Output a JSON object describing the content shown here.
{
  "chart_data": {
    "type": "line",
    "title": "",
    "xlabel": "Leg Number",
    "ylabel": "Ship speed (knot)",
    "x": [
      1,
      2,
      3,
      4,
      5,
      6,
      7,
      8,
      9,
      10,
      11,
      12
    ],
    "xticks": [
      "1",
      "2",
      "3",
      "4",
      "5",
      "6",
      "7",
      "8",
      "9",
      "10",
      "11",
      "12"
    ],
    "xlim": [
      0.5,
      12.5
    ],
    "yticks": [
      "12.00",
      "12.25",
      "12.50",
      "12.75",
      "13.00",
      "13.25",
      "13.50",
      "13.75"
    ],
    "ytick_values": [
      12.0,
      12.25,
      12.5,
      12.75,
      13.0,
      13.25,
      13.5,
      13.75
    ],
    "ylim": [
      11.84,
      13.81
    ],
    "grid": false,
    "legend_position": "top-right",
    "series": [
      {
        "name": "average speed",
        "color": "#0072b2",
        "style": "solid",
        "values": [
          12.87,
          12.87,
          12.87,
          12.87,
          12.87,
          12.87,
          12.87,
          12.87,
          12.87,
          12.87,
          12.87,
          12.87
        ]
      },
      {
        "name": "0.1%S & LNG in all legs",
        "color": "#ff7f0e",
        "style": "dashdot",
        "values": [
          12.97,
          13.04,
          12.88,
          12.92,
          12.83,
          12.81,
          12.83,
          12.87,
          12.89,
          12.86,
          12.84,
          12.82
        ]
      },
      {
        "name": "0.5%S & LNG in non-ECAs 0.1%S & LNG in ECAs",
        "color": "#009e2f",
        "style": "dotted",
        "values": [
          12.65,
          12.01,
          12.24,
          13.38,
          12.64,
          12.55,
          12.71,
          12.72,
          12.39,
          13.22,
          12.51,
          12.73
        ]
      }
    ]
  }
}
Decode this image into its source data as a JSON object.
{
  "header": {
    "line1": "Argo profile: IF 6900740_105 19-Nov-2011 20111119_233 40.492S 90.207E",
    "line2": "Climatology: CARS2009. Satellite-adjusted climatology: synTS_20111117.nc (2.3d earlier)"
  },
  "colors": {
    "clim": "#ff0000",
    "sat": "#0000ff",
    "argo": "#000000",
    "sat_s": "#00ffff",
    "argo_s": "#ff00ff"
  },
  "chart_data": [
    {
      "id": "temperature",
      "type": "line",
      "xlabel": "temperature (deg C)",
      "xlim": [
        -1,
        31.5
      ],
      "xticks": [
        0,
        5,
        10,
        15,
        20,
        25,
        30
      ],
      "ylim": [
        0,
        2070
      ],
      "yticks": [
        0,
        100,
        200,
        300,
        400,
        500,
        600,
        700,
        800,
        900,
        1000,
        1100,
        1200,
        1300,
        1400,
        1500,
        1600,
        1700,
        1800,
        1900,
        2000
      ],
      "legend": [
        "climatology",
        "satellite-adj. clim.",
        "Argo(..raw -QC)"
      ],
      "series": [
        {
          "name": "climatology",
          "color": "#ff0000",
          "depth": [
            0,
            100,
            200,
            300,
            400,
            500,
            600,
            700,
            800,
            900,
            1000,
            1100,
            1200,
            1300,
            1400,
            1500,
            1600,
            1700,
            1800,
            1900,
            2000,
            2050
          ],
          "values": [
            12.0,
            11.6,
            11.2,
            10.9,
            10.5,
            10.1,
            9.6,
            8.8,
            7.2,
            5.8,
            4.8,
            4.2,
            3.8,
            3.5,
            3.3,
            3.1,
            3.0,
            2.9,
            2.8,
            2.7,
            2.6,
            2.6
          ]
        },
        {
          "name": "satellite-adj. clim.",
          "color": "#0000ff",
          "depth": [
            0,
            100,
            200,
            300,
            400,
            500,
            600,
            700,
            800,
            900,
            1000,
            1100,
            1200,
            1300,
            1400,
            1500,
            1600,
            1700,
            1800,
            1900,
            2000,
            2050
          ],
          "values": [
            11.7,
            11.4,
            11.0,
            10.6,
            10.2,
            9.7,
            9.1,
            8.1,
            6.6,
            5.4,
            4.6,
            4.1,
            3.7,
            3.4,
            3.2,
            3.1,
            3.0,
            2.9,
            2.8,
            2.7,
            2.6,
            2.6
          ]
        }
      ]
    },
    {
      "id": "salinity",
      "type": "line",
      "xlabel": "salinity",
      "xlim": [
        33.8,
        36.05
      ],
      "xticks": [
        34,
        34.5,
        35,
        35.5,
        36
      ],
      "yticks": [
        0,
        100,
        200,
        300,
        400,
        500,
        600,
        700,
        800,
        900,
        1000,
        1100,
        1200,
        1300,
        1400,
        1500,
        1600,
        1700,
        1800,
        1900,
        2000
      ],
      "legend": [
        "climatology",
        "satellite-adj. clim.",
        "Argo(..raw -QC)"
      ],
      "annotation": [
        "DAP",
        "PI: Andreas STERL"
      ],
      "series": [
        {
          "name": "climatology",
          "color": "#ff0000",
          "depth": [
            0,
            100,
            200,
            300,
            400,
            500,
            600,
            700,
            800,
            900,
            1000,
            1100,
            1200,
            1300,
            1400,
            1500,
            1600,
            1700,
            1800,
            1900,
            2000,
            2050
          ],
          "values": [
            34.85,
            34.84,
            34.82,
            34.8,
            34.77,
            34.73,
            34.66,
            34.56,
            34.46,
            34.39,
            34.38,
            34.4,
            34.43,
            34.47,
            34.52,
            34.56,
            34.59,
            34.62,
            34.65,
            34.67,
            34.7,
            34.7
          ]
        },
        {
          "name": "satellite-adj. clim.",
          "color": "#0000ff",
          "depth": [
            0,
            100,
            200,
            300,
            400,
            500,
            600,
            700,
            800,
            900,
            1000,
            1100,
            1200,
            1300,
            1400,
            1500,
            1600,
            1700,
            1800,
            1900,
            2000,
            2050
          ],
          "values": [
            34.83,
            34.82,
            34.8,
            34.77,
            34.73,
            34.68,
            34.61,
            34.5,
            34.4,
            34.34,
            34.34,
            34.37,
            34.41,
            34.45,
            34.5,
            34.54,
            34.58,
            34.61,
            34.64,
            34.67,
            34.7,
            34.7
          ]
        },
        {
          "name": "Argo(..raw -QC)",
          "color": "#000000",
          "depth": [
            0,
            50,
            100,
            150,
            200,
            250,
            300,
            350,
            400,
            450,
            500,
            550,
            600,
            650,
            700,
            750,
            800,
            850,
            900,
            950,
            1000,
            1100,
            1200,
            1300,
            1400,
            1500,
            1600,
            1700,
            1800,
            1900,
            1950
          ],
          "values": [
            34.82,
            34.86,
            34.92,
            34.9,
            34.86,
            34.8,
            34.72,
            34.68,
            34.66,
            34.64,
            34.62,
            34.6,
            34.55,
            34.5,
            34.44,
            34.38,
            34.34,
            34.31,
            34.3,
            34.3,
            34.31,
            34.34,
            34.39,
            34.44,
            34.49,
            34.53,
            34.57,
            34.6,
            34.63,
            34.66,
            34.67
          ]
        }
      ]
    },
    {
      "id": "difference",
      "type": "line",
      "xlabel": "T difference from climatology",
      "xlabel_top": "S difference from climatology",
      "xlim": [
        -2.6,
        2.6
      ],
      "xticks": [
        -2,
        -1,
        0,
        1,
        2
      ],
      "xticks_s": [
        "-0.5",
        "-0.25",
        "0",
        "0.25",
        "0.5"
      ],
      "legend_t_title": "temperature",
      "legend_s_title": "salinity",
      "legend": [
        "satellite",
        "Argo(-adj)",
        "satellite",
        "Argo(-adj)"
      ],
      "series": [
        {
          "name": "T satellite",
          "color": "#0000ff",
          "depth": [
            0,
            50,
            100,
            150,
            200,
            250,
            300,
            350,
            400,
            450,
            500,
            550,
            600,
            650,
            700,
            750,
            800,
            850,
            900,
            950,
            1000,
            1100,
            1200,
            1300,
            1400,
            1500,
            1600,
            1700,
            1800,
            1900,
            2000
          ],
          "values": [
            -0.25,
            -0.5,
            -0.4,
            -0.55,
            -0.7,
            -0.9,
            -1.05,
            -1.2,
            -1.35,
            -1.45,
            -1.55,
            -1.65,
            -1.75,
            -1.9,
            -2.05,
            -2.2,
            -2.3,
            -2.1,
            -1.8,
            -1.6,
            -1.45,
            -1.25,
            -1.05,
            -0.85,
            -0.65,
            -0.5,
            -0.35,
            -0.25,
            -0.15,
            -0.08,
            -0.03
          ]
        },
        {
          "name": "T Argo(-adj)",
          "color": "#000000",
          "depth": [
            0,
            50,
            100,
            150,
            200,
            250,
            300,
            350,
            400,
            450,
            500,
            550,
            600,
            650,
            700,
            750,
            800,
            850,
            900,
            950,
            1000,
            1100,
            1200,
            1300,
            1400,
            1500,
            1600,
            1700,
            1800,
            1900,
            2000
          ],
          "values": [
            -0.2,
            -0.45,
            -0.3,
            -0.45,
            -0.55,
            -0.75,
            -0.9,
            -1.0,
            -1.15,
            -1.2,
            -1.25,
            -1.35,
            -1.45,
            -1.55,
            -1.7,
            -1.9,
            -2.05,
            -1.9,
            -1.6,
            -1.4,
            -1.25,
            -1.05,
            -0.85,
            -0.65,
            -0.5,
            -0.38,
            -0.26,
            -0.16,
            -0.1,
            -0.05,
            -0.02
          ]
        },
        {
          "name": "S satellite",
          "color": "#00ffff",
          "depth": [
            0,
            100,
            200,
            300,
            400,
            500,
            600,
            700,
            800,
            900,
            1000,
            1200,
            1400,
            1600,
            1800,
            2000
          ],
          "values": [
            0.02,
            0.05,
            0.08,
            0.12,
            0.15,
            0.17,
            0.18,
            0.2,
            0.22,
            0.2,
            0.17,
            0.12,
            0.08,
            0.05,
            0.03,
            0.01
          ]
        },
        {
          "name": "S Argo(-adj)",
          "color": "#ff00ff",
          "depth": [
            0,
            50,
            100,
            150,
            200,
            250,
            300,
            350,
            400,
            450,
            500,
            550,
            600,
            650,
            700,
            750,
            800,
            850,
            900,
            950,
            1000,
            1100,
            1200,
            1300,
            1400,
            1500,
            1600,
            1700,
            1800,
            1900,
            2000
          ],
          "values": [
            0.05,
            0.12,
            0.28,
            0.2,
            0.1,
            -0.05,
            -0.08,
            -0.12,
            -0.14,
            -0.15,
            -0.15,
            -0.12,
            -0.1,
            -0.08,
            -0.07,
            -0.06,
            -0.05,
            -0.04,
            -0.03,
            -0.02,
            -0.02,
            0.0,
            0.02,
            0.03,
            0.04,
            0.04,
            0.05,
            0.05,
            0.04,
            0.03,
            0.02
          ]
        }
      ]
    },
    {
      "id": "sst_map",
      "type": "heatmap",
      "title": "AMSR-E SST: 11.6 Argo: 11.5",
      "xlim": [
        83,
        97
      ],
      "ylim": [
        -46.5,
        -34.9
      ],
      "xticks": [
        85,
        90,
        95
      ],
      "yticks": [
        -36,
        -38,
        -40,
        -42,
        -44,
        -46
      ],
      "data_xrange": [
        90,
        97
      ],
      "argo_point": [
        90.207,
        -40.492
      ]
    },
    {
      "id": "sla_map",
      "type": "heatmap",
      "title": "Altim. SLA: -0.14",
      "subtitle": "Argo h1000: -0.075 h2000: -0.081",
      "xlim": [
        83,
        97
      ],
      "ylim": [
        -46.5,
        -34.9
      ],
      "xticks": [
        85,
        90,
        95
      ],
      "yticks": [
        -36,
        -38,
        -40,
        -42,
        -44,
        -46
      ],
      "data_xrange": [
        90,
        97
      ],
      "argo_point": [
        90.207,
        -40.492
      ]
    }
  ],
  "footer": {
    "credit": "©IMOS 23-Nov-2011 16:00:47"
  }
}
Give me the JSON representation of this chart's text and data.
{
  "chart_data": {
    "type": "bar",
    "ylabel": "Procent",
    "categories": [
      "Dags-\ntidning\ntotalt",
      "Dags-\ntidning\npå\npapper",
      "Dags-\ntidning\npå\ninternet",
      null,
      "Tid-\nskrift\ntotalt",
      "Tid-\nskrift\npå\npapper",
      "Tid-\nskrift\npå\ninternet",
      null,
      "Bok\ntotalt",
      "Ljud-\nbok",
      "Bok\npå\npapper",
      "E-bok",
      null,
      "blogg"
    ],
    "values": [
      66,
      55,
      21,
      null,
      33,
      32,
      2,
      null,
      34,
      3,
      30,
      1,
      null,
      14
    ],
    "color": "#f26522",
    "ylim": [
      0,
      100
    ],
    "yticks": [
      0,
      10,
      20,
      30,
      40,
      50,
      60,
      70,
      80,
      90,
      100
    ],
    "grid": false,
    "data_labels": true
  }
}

Exercise objective » From the "Give me the" line to the close of the listing, restate each line word for word.

Completed task »
Give me the JSON representation of this chart's text and data.
{
  "chart_data": {
    "type": "bar",
    "ylabel": "Procent",
    "categories": [
      "Dags-\ntidning\ntotalt",
      "Dags-\ntidning\npå\npapper",
      "Dags-\ntidning\npå\ninternet",
      null,
      "Tid-\nskrift\ntotalt",
      "Tid-\nskrift\npå\npapper",
      "Tid-\nskrift\npå\ninternet",
      null,
      "Bok\ntotalt",
      "Ljud-\nbok",
      "Bok\npå\npapper",
      "E-bok",
      null,
      "blogg"
    ],
    "values": [
      66,
      55,
      21,
      null,
      33,
      32,
      2,
      null,
      34,
      3,
      30,
      1,
      null,
      14
    ],
    "color": "#f26522",
    "ylim": [
      0,
      100
    ],
    "yticks": [
      0,
      10,
      20,
      30,
      40,
      50,
      60,
      70,
      80,
      90,
      100
    ],
    "grid": false,
    "data_labels": true
  }
}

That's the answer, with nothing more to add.